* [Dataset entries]
START
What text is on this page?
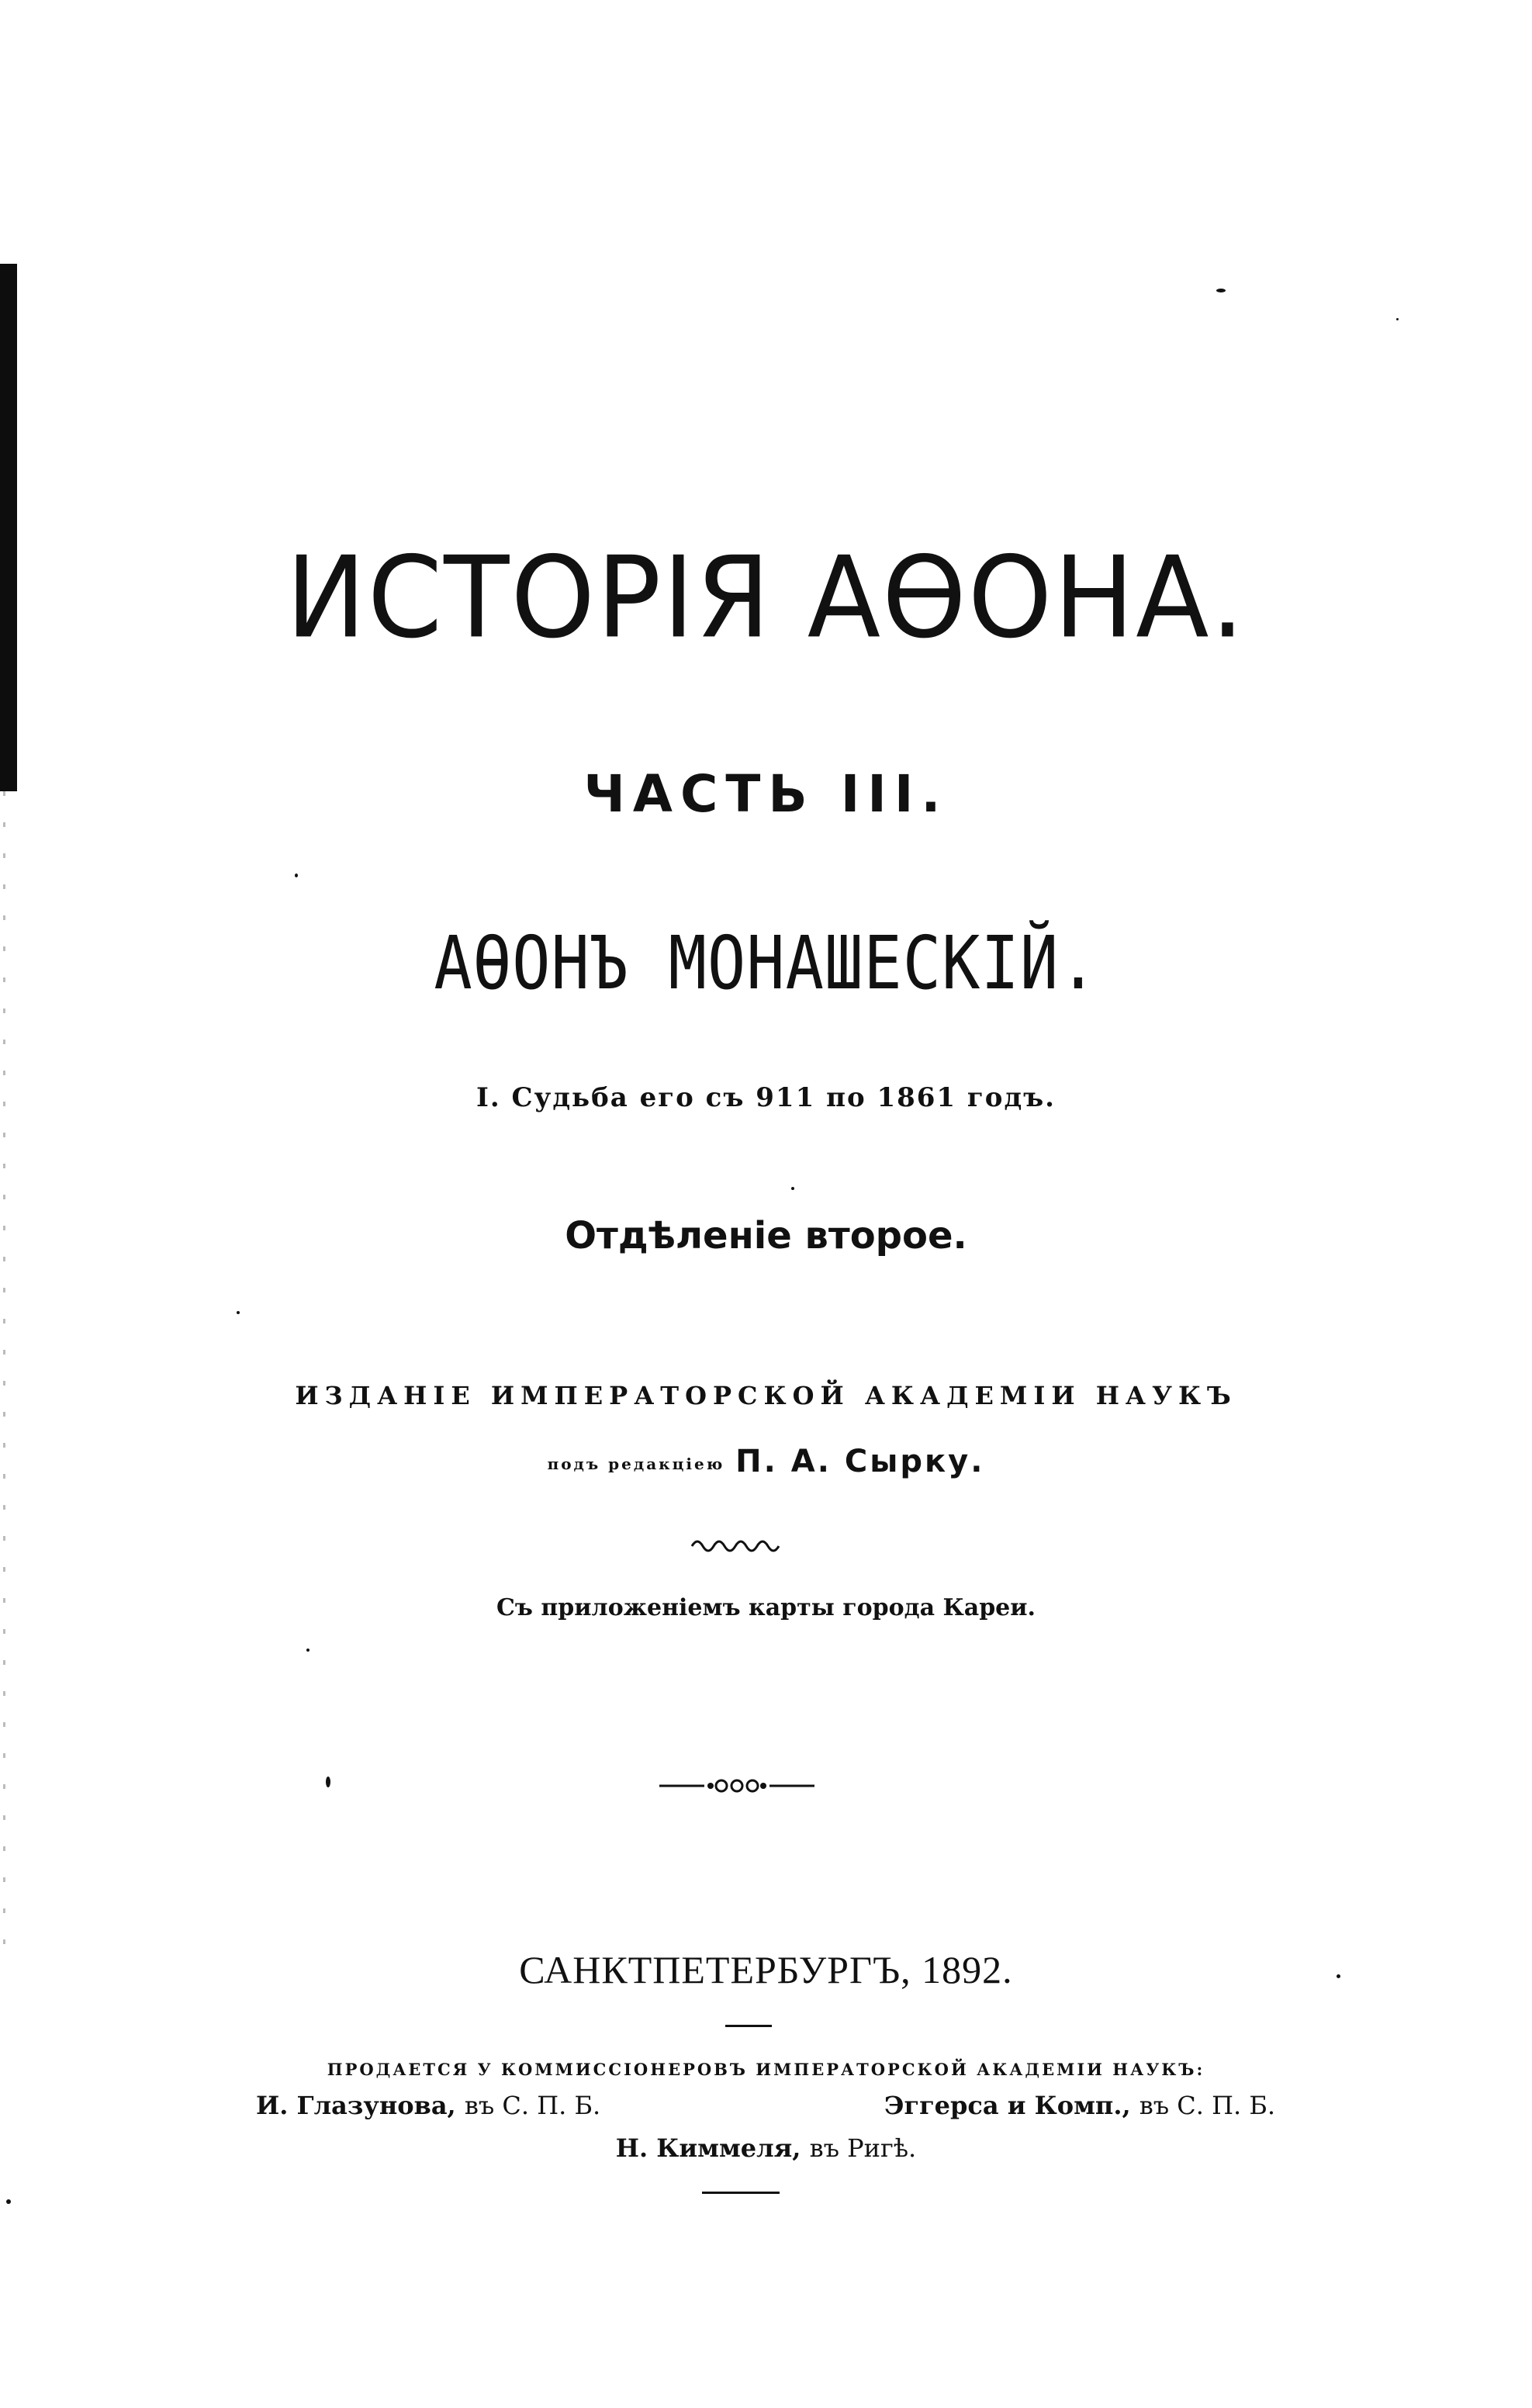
ИСТОРІЯ АѲОНА.
ЧАСТЬ III.
АѲОНЪ МОНАШЕСКІЙ.
I. Судьба его съ 911 по 1861 годъ.
Отдѣленіе второе.
ИЗДАНІЕ ИМПЕРАТОРСКОЙ АКАДЕМІИ НАУКЪ
подъ редакціею П. А. Сырку.
Съ приложеніемъ карты города Кареи.
САНКТПЕТЕРБУРГЪ, 1892.
ПРОДАЕТСЯ У КОММИССІОНЕРОВЪ ИМПЕРАТОРСКОЙ АКАДЕМІИ НАУКЪ:
И. Глазунова, въ С. П. Б.	Эггерса и Комп., въ С. П. Б.
Н. Киммеля, въ Ригѣ.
END
* [What you are asked to do] Lines that hold the word "ИМПЕРАТОРСКОЙ" are the ones to return, every one of them.

* [Expected answer]
ИЗДАНІЕ ИМПЕРАТОРСКОЙ АКАДЕМІИ НАУКЪ
ПРОДАЕТСЯ У КОММИССІОНЕРОВЪ ИМПЕРАТОРСКОЙ АКАДЕМІИ НАУКЪ:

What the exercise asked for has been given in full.